- **Your instructions**
Scan the lines below for the word "JSON". Copy each line you find it in.

- **Records for this task**
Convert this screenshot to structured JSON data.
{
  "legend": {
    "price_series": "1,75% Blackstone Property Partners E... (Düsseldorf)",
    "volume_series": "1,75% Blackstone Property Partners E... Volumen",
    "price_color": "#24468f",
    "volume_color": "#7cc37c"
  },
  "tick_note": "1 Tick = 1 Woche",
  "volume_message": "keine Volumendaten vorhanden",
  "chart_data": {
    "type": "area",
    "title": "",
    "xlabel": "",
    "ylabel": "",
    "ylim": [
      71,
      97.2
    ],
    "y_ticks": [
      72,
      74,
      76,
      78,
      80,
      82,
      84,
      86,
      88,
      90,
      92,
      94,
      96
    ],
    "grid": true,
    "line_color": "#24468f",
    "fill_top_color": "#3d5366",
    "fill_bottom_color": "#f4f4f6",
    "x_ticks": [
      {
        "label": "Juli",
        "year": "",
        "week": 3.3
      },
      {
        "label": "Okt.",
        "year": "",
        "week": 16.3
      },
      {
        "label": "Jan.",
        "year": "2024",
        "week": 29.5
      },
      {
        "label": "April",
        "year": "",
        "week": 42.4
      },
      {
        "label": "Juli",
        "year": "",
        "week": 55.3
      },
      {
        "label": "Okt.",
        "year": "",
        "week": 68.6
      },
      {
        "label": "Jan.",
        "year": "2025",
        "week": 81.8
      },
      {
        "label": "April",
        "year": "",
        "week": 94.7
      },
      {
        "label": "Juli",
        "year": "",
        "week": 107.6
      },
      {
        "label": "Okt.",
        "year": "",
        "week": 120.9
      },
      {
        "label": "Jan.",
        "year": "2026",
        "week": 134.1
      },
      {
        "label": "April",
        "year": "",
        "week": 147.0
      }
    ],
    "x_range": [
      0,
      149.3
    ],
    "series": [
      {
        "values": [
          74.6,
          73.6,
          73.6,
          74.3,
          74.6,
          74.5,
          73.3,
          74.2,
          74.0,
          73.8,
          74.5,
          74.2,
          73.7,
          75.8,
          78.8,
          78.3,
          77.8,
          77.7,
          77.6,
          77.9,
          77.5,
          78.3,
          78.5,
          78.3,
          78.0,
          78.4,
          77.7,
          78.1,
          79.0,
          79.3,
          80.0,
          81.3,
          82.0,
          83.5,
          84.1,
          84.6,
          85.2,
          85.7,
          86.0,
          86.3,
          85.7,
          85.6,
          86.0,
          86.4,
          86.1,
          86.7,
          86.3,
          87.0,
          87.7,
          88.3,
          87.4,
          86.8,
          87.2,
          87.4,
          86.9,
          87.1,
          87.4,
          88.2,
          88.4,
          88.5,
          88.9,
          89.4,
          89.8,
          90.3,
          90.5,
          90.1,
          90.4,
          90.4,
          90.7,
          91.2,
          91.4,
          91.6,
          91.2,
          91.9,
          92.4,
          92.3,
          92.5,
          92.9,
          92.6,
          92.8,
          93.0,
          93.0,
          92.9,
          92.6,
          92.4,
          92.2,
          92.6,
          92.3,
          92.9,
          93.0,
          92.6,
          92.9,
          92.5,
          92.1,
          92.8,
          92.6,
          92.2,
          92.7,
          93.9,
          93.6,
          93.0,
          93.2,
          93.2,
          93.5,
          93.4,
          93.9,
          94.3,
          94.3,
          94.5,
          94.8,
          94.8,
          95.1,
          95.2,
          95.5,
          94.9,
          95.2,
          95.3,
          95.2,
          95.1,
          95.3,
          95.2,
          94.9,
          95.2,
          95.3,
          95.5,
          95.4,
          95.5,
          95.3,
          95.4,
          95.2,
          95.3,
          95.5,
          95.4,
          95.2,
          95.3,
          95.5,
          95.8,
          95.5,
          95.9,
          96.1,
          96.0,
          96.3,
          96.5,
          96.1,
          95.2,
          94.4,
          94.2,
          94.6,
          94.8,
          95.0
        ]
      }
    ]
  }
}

---

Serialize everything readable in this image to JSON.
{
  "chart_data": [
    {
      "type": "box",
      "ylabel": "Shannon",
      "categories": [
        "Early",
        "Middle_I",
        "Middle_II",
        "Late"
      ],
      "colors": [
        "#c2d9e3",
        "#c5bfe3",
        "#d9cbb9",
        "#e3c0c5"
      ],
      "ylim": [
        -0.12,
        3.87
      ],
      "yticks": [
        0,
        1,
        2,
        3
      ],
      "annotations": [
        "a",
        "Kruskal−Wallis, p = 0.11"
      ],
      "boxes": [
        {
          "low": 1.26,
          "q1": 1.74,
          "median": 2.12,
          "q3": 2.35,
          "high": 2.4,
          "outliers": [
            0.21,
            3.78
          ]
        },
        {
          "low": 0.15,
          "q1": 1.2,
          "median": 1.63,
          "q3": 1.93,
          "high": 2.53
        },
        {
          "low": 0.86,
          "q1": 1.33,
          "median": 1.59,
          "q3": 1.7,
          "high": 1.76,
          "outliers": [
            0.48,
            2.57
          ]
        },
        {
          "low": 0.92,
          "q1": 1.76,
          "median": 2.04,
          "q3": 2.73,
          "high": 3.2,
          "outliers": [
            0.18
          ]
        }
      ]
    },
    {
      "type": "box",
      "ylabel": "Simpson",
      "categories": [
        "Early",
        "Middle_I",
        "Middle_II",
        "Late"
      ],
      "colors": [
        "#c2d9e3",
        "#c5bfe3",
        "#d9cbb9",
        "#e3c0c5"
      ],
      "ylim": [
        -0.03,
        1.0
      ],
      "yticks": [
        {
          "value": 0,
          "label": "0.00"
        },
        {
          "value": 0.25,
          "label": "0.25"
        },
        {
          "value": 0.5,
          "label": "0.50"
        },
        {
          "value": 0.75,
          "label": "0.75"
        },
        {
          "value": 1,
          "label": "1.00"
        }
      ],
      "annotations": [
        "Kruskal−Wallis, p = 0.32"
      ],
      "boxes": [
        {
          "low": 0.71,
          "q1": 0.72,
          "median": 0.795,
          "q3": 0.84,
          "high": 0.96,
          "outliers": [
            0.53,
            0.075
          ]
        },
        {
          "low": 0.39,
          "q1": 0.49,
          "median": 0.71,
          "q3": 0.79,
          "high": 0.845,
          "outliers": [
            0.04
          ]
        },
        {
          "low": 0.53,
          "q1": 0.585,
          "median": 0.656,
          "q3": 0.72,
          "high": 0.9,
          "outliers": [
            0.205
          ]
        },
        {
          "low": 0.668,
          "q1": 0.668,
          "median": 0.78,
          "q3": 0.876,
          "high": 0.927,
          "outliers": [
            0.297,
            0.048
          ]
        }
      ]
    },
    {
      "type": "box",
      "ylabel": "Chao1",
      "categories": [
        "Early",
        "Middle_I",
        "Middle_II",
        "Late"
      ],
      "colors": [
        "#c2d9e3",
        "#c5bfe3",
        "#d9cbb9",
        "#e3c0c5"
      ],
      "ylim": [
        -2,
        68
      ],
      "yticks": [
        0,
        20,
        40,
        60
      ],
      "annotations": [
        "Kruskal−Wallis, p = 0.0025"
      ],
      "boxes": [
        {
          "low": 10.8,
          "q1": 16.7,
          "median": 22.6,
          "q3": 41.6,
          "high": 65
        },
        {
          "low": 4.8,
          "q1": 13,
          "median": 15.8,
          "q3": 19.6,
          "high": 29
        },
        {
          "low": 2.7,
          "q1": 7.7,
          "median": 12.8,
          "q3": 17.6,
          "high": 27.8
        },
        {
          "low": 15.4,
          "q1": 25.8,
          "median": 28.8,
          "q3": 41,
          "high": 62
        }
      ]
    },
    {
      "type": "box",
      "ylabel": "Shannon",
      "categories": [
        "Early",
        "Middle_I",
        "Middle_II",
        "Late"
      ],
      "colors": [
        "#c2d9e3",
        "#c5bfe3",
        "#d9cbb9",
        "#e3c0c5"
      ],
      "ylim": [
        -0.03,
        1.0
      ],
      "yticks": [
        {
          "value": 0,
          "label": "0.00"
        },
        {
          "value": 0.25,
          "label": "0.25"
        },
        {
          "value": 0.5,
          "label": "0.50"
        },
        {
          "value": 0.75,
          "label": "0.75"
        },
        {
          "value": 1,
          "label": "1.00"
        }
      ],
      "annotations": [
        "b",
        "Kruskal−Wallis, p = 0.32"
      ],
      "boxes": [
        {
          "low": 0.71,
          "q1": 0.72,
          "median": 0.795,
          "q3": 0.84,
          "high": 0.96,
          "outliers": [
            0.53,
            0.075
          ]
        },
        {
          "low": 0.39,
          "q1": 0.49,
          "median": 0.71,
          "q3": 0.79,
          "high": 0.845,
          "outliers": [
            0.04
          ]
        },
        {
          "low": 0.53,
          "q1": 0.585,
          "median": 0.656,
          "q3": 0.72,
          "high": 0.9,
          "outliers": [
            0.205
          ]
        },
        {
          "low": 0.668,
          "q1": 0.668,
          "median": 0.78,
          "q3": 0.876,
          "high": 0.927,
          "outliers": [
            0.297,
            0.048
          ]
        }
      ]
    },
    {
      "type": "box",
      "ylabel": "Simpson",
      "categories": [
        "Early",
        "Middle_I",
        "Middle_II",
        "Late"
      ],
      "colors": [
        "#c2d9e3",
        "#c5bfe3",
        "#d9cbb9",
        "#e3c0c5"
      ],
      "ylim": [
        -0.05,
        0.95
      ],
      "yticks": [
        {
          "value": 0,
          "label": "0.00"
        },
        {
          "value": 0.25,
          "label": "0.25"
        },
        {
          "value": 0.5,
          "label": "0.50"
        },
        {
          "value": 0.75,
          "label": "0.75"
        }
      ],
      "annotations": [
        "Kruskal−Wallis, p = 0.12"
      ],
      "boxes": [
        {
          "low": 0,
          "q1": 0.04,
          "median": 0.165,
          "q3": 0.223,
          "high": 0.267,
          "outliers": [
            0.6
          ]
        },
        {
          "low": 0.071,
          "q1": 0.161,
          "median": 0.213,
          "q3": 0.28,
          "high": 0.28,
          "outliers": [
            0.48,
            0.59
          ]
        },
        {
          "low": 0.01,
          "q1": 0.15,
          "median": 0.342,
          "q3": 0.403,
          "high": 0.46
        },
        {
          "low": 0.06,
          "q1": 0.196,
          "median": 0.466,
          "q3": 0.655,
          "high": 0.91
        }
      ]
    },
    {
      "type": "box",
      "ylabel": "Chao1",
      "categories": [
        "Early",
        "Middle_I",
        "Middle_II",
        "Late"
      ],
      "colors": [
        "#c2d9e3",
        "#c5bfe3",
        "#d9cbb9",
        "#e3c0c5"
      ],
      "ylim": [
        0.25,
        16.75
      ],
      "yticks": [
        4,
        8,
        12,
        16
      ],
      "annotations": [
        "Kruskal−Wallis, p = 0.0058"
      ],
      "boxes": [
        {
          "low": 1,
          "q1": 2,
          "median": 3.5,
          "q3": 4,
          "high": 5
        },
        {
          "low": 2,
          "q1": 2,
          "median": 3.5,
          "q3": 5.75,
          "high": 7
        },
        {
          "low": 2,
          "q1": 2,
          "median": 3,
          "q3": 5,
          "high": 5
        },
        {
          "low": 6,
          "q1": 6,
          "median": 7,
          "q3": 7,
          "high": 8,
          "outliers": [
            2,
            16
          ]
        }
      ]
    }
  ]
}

- **Final result**
Convert this screenshot to structured JSON data.
Serialize everything readable in this image to JSON.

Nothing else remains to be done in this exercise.